> Provided data
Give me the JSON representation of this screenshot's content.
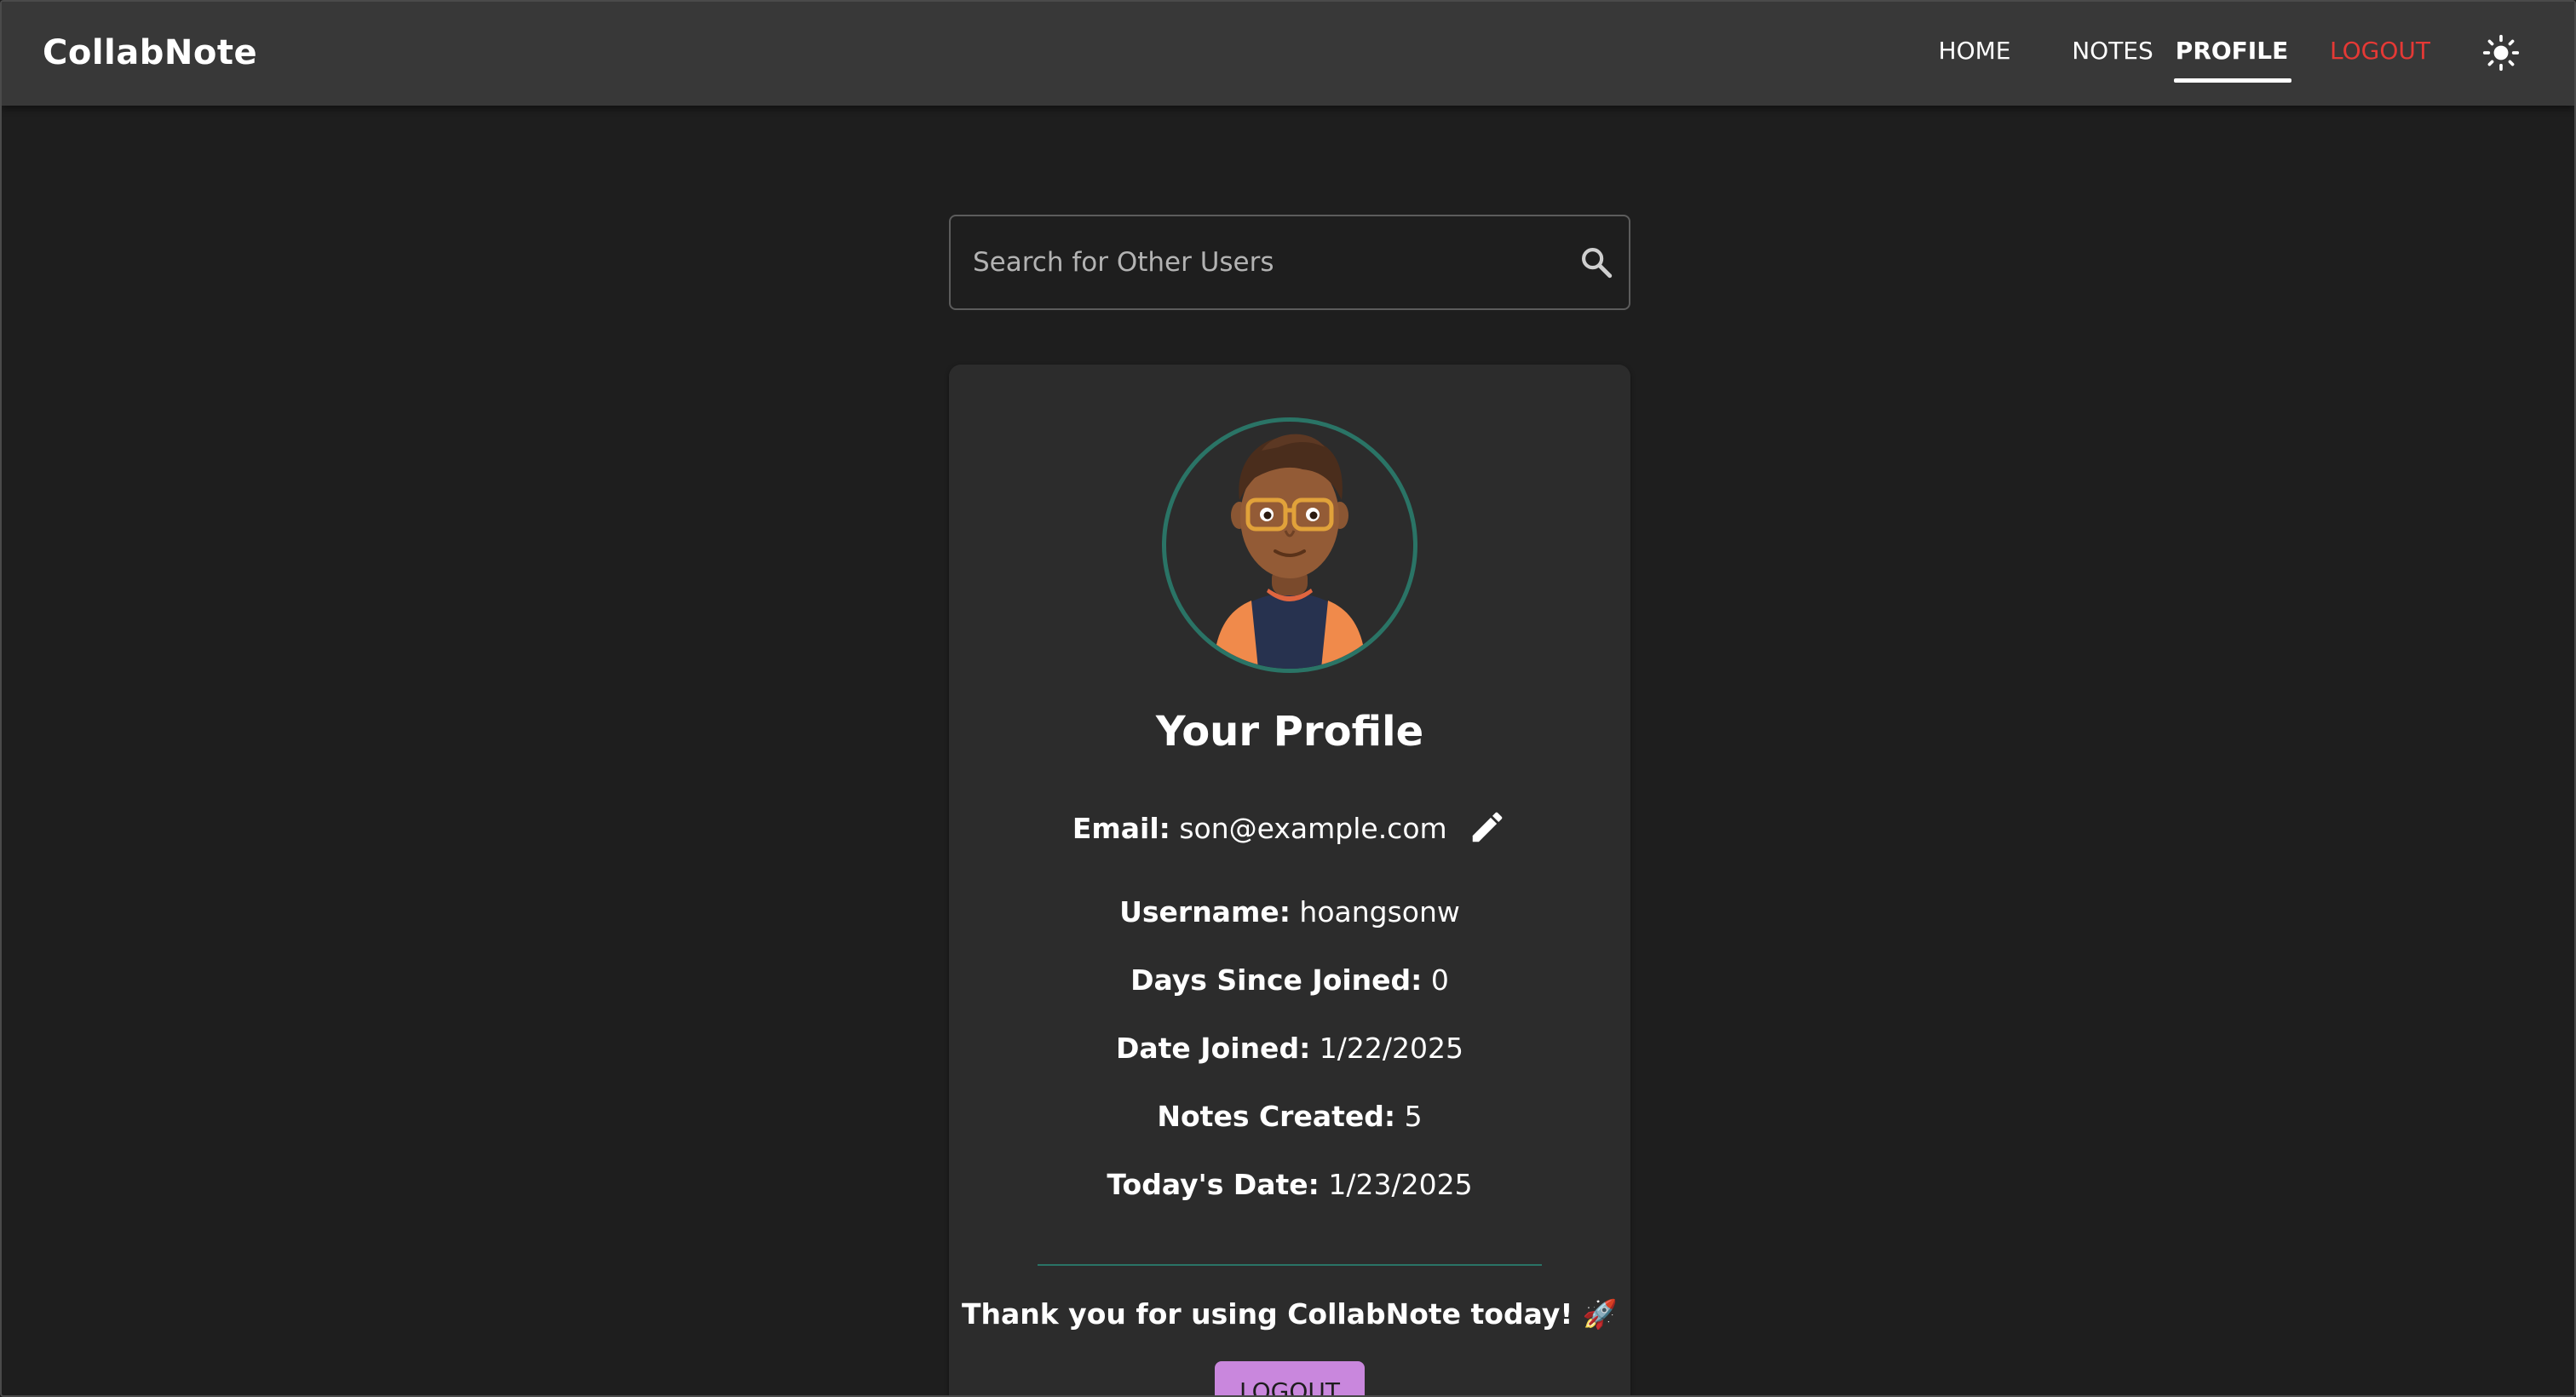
{
  "app": {
    "brand": "CollabNote"
  },
  "nav": {
    "items": [
      {
        "label": "HOME"
      },
      {
        "label": "NOTES"
      },
      {
        "label": "PROFILE",
        "active": true
      },
      {
        "label": "LOGOUT"
      }
    ],
    "theme_toggle_icon": "sun-icon",
    "logout_color": "#e53935"
  },
  "search": {
    "placeholder": "Search for Other Users",
    "value": "",
    "icon": "search-icon"
  },
  "profile": {
    "avatar_icon": "memoji-avatar",
    "title": "Your Profile",
    "email_label": "Email:",
    "email_value": "son@example.com",
    "edit_icon": "pencil-icon",
    "fields": [
      {
        "label": "Username:",
        "value": "hoangsonw"
      },
      {
        "label": "Days Since Joined:",
        "value": "0"
      },
      {
        "label": "Date Joined:",
        "value": "1/22/2025"
      },
      {
        "label": "Notes Created:",
        "value": "5"
      },
      {
        "label": "Today's Date:",
        "value": "1/23/2025"
      }
    ],
    "thanks": "Thank you for using CollabNote today! 🚀",
    "logout_button": "LOGOUT",
    "accent": "#2a7466",
    "button_color": "#c987dd"
  }
}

> Aim
Pictures stay out; reproduce every line of the records exactly.

> Task response
Give me the JSON representation of this screenshot's content.
{
  "app": {
    "brand": "CollabNote"
  },
  "nav": {
    "items": [
      {
        "label": "HOME"
      },
      {
        "label": "NOTES"
      },
      {
        "label": "PROFILE",
        "active": true
      },
      {
        "label": "LOGOUT"
      }
    ],
    "theme_toggle_icon": "sun-icon",
    "logout_color": "#e53935"
  },
  "search": {
    "placeholder": "Search for Other Users",
    "value": "",
    "icon": "search-icon"
  },
  "profile": {
    "avatar_icon": "memoji-avatar",
    "title": "Your Profile",
    "email_label": "Email:",
    "email_value": "son@example.com",
    "edit_icon": "pencil-icon",
    "fields": [
      {
        "label": "Username:",
        "value": "hoangsonw"
      },
      {
        "label": "Days Since Joined:",
        "value": "0"
      },
      {
        "label": "Date Joined:",
        "value": "1/22/2025"
      },
      {
        "label": "Notes Created:",
        "value": "5"
      },
      {
        "label": "Today's Date:",
        "value": "1/23/2025"
      }
    ],
    "thanks": "Thank you for using CollabNote today! 🚀",
    "logout_button": "LOGOUT",
    "accent": "#2a7466",
    "button_color": "#c987dd"
  }
}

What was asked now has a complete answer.